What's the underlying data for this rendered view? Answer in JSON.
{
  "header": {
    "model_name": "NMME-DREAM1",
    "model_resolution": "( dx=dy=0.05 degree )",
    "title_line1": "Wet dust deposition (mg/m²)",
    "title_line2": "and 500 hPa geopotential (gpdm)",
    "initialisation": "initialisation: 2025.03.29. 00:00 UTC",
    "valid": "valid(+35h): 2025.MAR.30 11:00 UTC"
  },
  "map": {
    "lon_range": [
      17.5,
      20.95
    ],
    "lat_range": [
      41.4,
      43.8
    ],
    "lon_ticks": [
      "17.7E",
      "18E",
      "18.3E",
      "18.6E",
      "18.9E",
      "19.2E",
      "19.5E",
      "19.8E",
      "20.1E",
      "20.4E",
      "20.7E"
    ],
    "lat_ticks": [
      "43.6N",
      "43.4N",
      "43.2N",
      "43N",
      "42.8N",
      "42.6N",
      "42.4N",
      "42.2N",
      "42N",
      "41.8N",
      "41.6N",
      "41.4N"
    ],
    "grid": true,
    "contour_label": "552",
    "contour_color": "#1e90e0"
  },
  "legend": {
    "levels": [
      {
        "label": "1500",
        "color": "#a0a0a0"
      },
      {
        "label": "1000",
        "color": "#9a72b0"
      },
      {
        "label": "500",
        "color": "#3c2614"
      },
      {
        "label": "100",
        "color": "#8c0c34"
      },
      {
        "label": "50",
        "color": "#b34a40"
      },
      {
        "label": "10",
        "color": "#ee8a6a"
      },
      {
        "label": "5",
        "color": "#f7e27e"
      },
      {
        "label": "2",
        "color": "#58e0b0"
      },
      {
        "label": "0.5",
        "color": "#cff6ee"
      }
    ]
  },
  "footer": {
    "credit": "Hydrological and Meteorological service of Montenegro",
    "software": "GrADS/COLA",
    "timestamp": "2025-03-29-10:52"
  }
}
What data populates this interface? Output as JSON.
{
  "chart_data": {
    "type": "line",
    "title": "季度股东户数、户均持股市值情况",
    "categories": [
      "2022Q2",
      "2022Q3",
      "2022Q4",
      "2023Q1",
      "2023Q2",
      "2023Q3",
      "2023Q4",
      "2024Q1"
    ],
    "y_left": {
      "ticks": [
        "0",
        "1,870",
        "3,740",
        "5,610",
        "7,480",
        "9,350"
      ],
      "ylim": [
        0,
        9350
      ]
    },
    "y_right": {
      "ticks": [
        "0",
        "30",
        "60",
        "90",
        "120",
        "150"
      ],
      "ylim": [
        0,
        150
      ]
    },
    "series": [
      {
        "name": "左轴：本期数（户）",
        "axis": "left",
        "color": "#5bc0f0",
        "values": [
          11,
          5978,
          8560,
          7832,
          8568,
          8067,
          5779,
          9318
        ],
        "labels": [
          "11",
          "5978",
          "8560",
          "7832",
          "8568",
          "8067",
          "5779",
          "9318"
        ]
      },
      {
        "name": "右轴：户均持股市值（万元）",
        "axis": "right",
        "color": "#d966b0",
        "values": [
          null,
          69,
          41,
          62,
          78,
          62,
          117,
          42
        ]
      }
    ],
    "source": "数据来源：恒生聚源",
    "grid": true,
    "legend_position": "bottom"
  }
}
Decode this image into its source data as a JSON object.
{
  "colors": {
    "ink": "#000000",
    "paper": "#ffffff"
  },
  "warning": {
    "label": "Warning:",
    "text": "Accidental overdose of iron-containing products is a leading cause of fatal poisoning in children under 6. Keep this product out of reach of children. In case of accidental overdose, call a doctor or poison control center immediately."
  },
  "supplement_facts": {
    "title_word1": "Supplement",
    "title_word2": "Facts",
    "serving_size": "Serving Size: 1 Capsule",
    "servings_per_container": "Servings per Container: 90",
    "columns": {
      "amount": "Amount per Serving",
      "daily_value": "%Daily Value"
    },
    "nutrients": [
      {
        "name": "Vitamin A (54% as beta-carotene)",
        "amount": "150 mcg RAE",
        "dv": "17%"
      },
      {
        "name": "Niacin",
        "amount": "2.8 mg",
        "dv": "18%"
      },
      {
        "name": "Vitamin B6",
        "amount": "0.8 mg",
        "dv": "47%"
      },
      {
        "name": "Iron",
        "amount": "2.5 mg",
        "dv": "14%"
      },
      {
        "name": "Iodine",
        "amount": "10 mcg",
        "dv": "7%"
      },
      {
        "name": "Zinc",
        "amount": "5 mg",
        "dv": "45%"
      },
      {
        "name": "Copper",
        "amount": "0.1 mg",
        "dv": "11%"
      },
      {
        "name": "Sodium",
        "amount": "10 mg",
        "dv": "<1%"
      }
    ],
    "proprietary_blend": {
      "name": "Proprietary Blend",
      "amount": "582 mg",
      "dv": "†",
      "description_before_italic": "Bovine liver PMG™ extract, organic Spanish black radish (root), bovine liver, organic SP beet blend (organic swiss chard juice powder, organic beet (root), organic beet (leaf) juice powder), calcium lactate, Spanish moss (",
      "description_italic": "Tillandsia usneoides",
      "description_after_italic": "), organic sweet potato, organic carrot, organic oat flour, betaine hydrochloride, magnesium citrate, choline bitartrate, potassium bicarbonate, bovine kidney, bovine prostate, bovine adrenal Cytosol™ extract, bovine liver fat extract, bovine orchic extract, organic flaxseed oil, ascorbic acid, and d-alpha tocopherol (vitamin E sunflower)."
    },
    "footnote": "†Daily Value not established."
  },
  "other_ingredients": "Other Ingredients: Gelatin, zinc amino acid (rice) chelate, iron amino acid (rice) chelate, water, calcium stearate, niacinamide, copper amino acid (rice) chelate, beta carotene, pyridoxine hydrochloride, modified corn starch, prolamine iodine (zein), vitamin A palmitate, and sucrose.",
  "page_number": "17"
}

» YOUR OBJECTIVE:
Could you quote the material above in full, exactly as it stands?

» FINISHED TASK:
What's the underlying data for this rendered view? Answer in JSON.
{
  "header": {
    "model_name": "NMME-DREAM1",
    "model_resolution": "( dx=dy=0.05 degree )",
    "title_line1": "Wet dust deposition (mg/m²)",
    "title_line2": "and 500 hPa geopotential (gpdm)",
    "initialisation": "initialisation: 2025.03.29. 00:00 UTC",
    "valid": "valid(+35h): 2025.MAR.30 11:00 UTC"
  },
  "map": {
    "lon_range": [
      17.5,
      20.95
    ],
    "lat_range": [
      41.4,
      43.8
    ],
    "lon_ticks": [
      "17.7E",
      "18E",
      "18.3E",
      "18.6E",
      "18.9E",
      "19.2E",
      "19.5E",
      "19.8E",
      "20.1E",
      "20.4E",
      "20.7E"
    ],
    "lat_ticks": [
      "43.6N",
      "43.4N",
      "43.2N",
      "43N",
      "42.8N",
      "42.6N",
      "42.4N",
      "42.2N",
      "42N",
      "41.8N",
      "41.6N",
      "41.4N"
    ],
    "grid": true,
    "contour_label": "552",
    "contour_color": "#1e90e0"
  },
  "legend": {
    "levels": [
      {
        "label": "1500",
        "color": "#a0a0a0"
      },
      {
        "label": "1000",
        "color": "#9a72b0"
      },
      {
        "label": "500",
        "color": "#3c2614"
      },
      {
        "label": "100",
        "color": "#8c0c34"
      },
      {
        "label": "50",
        "color": "#b34a40"
      },
      {
        "label": "10",
        "color": "#ee8a6a"
      },
      {
        "label": "5",
        "color": "#f7e27e"
      },
      {
        "label": "2",
        "color": "#58e0b0"
      },
      {
        "label": "0.5",
        "color": "#cff6ee"
      }
    ]
  },
  "footer": {
    "credit": "Hydrological and Meteorological service of Montenegro",
    "software": "GrADS/COLA",
    "timestamp": "2025-03-29-10:52"
  }
}
What data populates this interface? Output as JSON.
{
  "chart_data": {
    "type": "line",
    "title": "季度股东户数、户均持股市值情况",
    "categories": [
      "2022Q2",
      "2022Q3",
      "2022Q4",
      "2023Q1",
      "2023Q2",
      "2023Q3",
      "2023Q4",
      "2024Q1"
    ],
    "y_left": {
      "ticks": [
        "0",
        "1,870",
        "3,740",
        "5,610",
        "7,480",
        "9,350"
      ],
      "ylim": [
        0,
        9350
      ]
    },
    "y_right": {
      "ticks": [
        "0",
        "30",
        "60",
        "90",
        "120",
        "150"
      ],
      "ylim": [
        0,
        150
      ]
    },
    "series": [
      {
        "name": "左轴：本期数（户）",
        "axis": "left",
        "color": "#5bc0f0",
        "values": [
          11,
          5978,
          8560,
          7832,
          8568,
          8067,
          5779,
          9318
        ],
        "labels": [
          "11",
          "5978",
          "8560",
          "7832",
          "8568",
          "8067",
          "5779",
          "9318"
        ]
      },
      {
        "name": "右轴：户均持股市值（万元）",
        "axis": "right",
        "color": "#d966b0",
        "values": [
          null,
          69,
          41,
          62,
          78,
          62,
          117,
          42
        ]
      }
    ],
    "source": "数据来源：恒生聚源",
    "grid": true,
    "legend_position": "bottom"
  }
}
Decode this image into its source data as a JSON object.
{
  "colors": {
    "ink": "#000000",
    "paper": "#ffffff"
  },
  "warning": {
    "label": "Warning:",
    "text": "Accidental overdose of iron-containing products is a leading cause of fatal poisoning in children under 6. Keep this product out of reach of children. In case of accidental overdose, call a doctor or poison control center immediately."
  },
  "supplement_facts": {
    "title_word1": "Supplement",
    "title_word2": "Facts",
    "serving_size": "Serving Size: 1 Capsule",
    "servings_per_container": "Servings per Container: 90",
    "columns": {
      "amount": "Amount per Serving",
      "daily_value": "%Daily Value"
    },
    "nutrients": [
      {
        "name": "Vitamin A (54% as beta-carotene)",
        "amount": "150 mcg RAE",
        "dv": "17%"
      },
      {
        "name": "Niacin",
        "amount": "2.8 mg",
        "dv": "18%"
      },
      {
        "name": "Vitamin B6",
        "amount": "0.8 mg",
        "dv": "47%"
      },
      {
        "name": "Iron",
        "amount": "2.5 mg",
        "dv": "14%"
      },
      {
        "name": "Iodine",
        "amount": "10 mcg",
        "dv": "7%"
      },
      {
        "name": "Zinc",
        "amount": "5 mg",
        "dv": "45%"
      },
      {
        "name": "Copper",
        "amount": "0.1 mg",
        "dv": "11%"
      },
      {
        "name": "Sodium",
        "amount": "10 mg",
        "dv": "<1%"
      }
    ],
    "proprietary_blend": {
      "name": "Proprietary Blend",
      "amount": "582 mg",
      "dv": "†",
      "description_before_italic": "Bovine liver PMG™ extract, organic Spanish black radish (root), bovine liver, organic SP beet blend (organic swiss chard juice powder, organic beet (root), organic beet (leaf) juice powder), calcium lactate, Spanish moss (",
      "description_italic": "Tillandsia usneoides",
      "description_after_italic": "), organic sweet potato, organic carrot, organic oat flour, betaine hydrochloride, magnesium citrate, choline bitartrate, potassium bicarbonate, bovine kidney, bovine prostate, bovine adrenal Cytosol™ extract, bovine liver fat extract, bovine orchic extract, organic flaxseed oil, ascorbic acid, and d-alpha tocopherol (vitamin E sunflower)."
    },
    "footnote": "†Daily Value not established."
  },
  "other_ingredients": "Other Ingredients: Gelatin, zinc amino acid (rice) chelate, iron amino acid (rice) chelate, water, calcium stearate, niacinamide, copper amino acid (rice) chelate, beta carotene, pyridoxine hydrochloride, modified corn starch, prolamine iodine (zein), vitamin A palmitate, and sucrose.",
  "page_number": "17"
}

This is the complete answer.